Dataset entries
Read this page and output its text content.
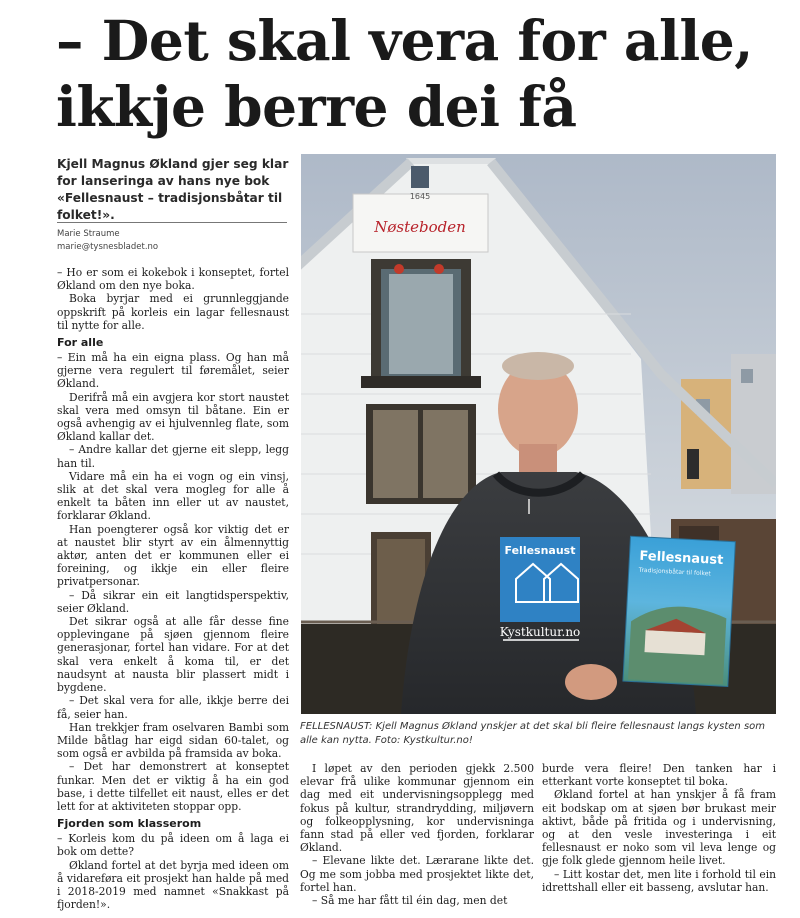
– Det skal vera for alle,
ikkje berre dei få

Kjell Magnus Økland gjer seg klar for lanseringa av hans nye bok «Fellesnaust – tradisjonsbåtar til folket!».

Marie Straume
marie@tysnesbladet.no

– Ho er som ei kokebok i konseptet, fortel Økland om den nye boka.

Boka byrjar med ei grunnleggjande oppskrift på korleis ein lagar fellesnaust til nytte for alle.

For alle

– Ein må ha ein eigna plass. Og han må gjerne vera regulert til føremålet, seier Økland.

Derifrå må ein avgjera kor stort naustet skal vera med omsyn til båtane. Ein er også avhengig av ei hjulvennleg flate, som Økland kallar det.

– Andre kallar det gjerne eit slepp, legg han til.

Vidare må ein ha ei vogn og ein vinsj, slik at det skal vera mogleg for alle å enkelt ta båten inn eller ut av naustet, forklarar Økland.

Han poengterer også kor viktig det er at naustet blir styrt av ein ålmennyttig aktør, anten det er kommunen eller ei foreining, og ikkje ein eller fleire privatpersonar.

– Då sikrar ein eit langtidsperspektiv, seier Økland.

Det sikrar også at alle får desse fine opplevingane på sjøen gjennom fleire generasjonar, fortel han vidare. For at det skal vera enkelt å koma til, er det naudsynt at nausta blir plassert midt i bygdene.

– Det skal vera for alle, ikkje berre dei få, seier han.

Han trekkjer fram oselvaren Bambi som Milde båtlag har eigd sidan 60-talet, og som også er avbilda på framsida av boka.

– Det har demonstrert at konseptet funkar. Men det er viktig å ha ein god base, i dette tilfellet eit naust, elles er det lett for at aktiviteten stoppar opp.

Fjorden som klasserom

– Korleis kom du på ideen om å laga ei bok om dette?

Økland fortel at det byrja med ideen om å vidareføra eit prosjekt han halde på med i 2018-2019 med namnet «Snakkast på fjorden!».

Nøsteboden
1645
Fellesnaust
Kystkultur.no
Fellesnaust
Tradisjonsbåtar til folket
FELLESNAUST: Kjell Magnus Økland ynskjer at det skal bli fleire fellesnaust langs kysten som alle kan nytta. Foto: Kystkultur.no!

I løpet av den perioden gjekk 2.500 elevar frå ulike kommunar gjennom ein dag med eit undervisningsopplegg med fokus på kultur, strandrydding, miljøvern og folkeopplysning, kor undervisninga fann stad på eller ved fjorden, forklarar Økland.

– Elevane likte det. Lærarane likte det. Og me som jobba med prosjektet likte det, fortel han.

– Så me har fått til éin dag, men det

burde vera fleire! Den tanken har i etterkant vorte konseptet til boka.

Økland fortel at han ynskjer å få fram eit bodskap om at sjøen bør brukast meir aktivt, både på fritida og i undervisning, og at den vesle investeringa i eit fellesnaust er noko som vil leva lenge og gje folk glede gjennom heile livet.

– Litt kostar det, men lite i forhold til ein idrettshall eller eit basseng, avslutar han.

Instructions for the task
Pick out and copy every line that contains the word "også".

Expected output
Derifrå må ein avgjera kor stort naustet skal vera med omsyn til båtane. Ein er også avhengig av ei hjulvennleg flate, som Økland kallar det.
Han poengterer også kor viktig det er at naustet blir styrt av ein ålmennyttig aktør, anten det er kommunen eller ei foreining, og ikkje ein eller fleire privatpersonar.
Det sikrar også at alle får desse fine opplevingane på sjøen gjennom fleire generasjonar, fortel han vidare. For at det skal vera enkelt å koma til, er det naudsynt at nausta blir plassert midt i bygdene.
Han trekkjer fram oselvaren Bambi som Milde båtlag har eigd sidan 60-talet, og som også er avbilda på framsida av boka.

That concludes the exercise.